Problem description: Make an exact copy of the records, with the images left out.

Data extracted from a collection:
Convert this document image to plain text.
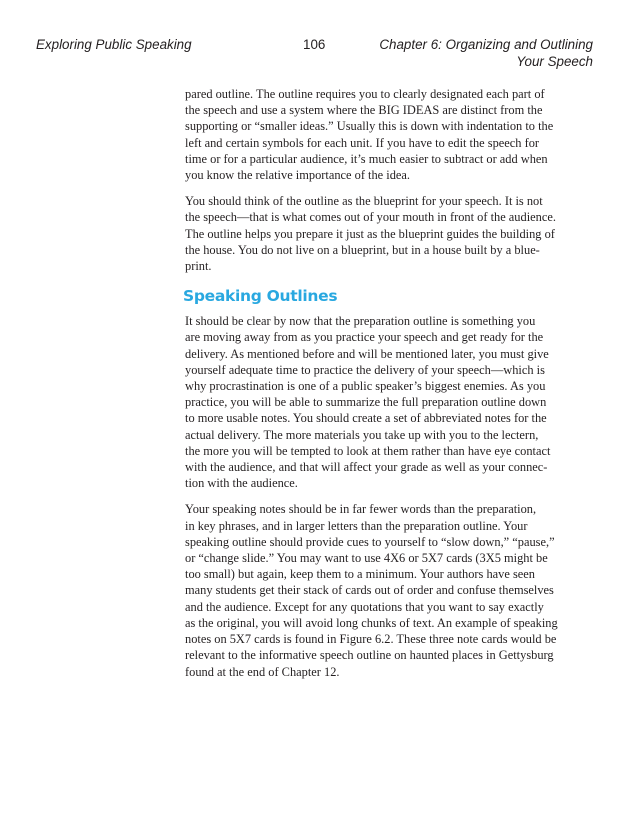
Exploring Public Speaking	106	Chapter 6: Organizing and Outlining
Your Speech
pared outline. The outline requires you to clearly designated each part of
the speech and use a system where the BIG IDEAS are distinct from the
supporting or “smaller ideas.” Usually this is down with indentation to the
left and certain symbols for each unit. If you have to edit the speech for
time or for a particular audience, it’s much easier to subtract or add when
you know the relative importance of the idea.
You should think of the outline as the blueprint for your speech. It is not
the speech—that is what comes out of your mouth in front of the audience.
The outline helps you prepare it just as the blueprint guides the building of
the house. You do not live on a blueprint, but in a house built by a blue-
print.
Speaking Outlines
It should be clear by now that the preparation outline is something you
are moving away from as you practice your speech and get ready for the
delivery. As mentioned before and will be mentioned later, you must give
yourself adequate time to practice the delivery of your speech—which is
why procrastination is one of a public speaker’s biggest enemies. As you
practice, you will be able to summarize the full preparation outline down
to more usable notes. You should create a set of abbreviated notes for the
actual delivery. The more materials you take up with you to the lectern,
the more you will be tempted to look at them rather than have eye contact
with the audience, and that will affect your grade as well as your connec-
tion with the audience.
Your speaking notes should be in far fewer words than the preparation,
in key phrases, and in larger letters than the preparation outline. Your
speaking outline should provide cues to yourself to “slow down,” “pause,”
or “change slide.” You may want to use 4X6 or 5X7 cards (3X5 might be
too small) but again, keep them to a minimum. Your authors have seen
many students get their stack of cards out of order and confuse themselves
and the audience. Except for any quotations that you want to say exactly
as the original, you will avoid long chunks of text. An example of speaking
notes on 5X7 cards is found in Figure 6.2. These three note cards would be
relevant to the informative speech outline on haunted places in Gettysburg
found at the end of Chapter 12.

Complete answer:
Convert this document image to plain text.
Exploring Public Speaking	106	Chapter 6: Organizing and Outlining
Your Speech
pared outline. The outline requires you to clearly designated each part of
the speech and use a system where the BIG IDEAS are distinct from the
supporting or “smaller ideas.” Usually this is down with indentation to the
left and certain symbols for each unit. If you have to edit the speech for
time or for a particular audience, it’s much easier to subtract or add when
you know the relative importance of the idea.
You should think of the outline as the blueprint for your speech. It is not
the speech—that is what comes out of your mouth in front of the audience.
The outline helps you prepare it just as the blueprint guides the building of
the house. You do not live on a blueprint, but in a house built by a blue-
print.
Speaking Outlines
It should be clear by now that the preparation outline is something you
are moving away from as you practice your speech and get ready for the
delivery. As mentioned before and will be mentioned later, you must give
yourself adequate time to practice the delivery of your speech—which is
why procrastination is one of a public speaker’s biggest enemies. As you
practice, you will be able to summarize the full preparation outline down
to more usable notes. You should create a set of abbreviated notes for the
actual delivery. The more materials you take up with you to the lectern,
the more you will be tempted to look at them rather than have eye contact
with the audience, and that will affect your grade as well as your connec-
tion with the audience.
Your speaking notes should be in far fewer words than the preparation,
in key phrases, and in larger letters than the preparation outline. Your
speaking outline should provide cues to yourself to “slow down,” “pause,”
or “change slide.” You may want to use 4X6 or 5X7 cards (3X5 might be
too small) but again, keep them to a minimum. Your authors have seen
many students get their stack of cards out of order and confuse themselves
and the audience. Except for any quotations that you want to say exactly
as the original, you will avoid long chunks of text. An example of speaking
notes on 5X7 cards is found in Figure 6.2. These three note cards would be
relevant to the informative speech outline on haunted places in Gettysburg
found at the end of Chapter 12.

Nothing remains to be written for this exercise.